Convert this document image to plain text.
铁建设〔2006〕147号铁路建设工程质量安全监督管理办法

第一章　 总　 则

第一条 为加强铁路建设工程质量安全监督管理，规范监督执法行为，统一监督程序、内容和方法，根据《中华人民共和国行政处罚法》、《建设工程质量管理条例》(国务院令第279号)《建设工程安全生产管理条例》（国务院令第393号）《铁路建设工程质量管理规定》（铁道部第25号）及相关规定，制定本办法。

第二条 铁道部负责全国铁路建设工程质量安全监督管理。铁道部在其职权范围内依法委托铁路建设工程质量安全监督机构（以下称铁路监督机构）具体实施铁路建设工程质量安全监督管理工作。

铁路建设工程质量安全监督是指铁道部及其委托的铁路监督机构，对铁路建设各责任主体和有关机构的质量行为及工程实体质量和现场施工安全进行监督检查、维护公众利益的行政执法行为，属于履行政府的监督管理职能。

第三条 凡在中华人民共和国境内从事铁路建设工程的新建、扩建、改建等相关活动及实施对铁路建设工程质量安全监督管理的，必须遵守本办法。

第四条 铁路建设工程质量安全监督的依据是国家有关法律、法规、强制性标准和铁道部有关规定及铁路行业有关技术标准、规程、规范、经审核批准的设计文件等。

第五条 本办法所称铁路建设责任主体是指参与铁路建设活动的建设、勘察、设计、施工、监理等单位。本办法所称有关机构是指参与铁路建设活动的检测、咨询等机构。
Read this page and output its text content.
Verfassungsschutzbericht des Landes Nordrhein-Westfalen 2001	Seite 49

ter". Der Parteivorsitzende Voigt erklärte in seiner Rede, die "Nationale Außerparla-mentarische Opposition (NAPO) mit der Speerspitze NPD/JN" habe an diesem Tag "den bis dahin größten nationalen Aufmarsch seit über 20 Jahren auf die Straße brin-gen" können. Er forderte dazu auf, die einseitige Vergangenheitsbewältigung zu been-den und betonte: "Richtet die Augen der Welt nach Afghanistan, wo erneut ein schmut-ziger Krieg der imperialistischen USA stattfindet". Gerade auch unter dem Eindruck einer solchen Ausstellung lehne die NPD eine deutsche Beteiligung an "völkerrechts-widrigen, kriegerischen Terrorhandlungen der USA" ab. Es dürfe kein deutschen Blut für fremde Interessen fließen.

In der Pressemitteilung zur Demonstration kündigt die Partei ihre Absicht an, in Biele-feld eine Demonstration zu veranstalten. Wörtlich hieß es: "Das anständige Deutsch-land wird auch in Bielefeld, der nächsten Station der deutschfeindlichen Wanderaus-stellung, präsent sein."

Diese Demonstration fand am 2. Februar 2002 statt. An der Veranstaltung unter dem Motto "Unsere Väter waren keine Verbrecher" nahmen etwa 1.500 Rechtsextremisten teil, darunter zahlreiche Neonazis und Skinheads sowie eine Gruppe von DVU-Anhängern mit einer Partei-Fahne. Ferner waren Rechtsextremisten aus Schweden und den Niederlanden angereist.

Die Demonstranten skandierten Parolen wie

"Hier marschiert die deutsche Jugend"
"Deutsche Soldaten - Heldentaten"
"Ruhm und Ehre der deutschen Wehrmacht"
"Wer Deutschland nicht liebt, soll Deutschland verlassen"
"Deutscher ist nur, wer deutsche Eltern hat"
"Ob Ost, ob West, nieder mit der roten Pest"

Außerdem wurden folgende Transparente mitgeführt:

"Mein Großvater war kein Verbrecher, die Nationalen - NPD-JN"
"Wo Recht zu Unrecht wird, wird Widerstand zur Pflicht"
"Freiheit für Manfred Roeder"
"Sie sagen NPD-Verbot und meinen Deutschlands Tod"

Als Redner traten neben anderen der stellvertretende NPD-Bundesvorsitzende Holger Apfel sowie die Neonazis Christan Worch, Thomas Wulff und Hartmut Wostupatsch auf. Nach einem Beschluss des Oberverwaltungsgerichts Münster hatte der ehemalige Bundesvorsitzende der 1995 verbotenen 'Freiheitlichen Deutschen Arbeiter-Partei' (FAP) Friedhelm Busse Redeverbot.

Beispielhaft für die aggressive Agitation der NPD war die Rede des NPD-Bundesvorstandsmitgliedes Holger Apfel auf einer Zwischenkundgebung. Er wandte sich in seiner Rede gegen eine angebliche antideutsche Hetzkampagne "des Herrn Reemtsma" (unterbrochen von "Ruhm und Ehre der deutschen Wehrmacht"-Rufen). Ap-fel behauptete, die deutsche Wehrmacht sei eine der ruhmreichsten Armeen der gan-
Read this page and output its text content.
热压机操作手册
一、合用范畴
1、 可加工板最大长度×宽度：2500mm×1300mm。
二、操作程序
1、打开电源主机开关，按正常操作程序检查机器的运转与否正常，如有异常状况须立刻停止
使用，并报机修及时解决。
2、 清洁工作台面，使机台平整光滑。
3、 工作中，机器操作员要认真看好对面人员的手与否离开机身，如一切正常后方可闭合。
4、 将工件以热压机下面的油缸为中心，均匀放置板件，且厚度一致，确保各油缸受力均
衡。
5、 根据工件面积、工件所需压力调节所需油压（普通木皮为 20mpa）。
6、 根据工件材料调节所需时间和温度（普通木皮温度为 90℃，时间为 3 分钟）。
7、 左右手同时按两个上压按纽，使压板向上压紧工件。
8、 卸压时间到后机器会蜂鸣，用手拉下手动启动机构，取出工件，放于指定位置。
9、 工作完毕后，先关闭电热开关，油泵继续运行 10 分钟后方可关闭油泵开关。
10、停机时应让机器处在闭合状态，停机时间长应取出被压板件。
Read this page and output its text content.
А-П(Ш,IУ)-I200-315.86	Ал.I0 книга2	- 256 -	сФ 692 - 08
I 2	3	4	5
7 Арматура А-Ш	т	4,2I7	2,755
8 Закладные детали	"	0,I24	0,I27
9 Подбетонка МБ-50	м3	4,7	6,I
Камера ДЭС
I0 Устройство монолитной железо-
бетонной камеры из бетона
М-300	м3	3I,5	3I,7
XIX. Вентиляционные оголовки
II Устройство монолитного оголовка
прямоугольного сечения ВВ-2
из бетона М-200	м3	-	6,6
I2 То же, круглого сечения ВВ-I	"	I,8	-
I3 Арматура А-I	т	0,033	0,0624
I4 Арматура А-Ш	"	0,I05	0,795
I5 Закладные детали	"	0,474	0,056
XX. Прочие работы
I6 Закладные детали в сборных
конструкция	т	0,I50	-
■ ■ ■ ■ ■ ■ ■
◆ What to work on
Go through the listing above and list every line that has the word "сечения".

◆ The output
прямоугольного сечения ВВ-2
I2 То же, круглого сечения ВВ-I	"	I,8	-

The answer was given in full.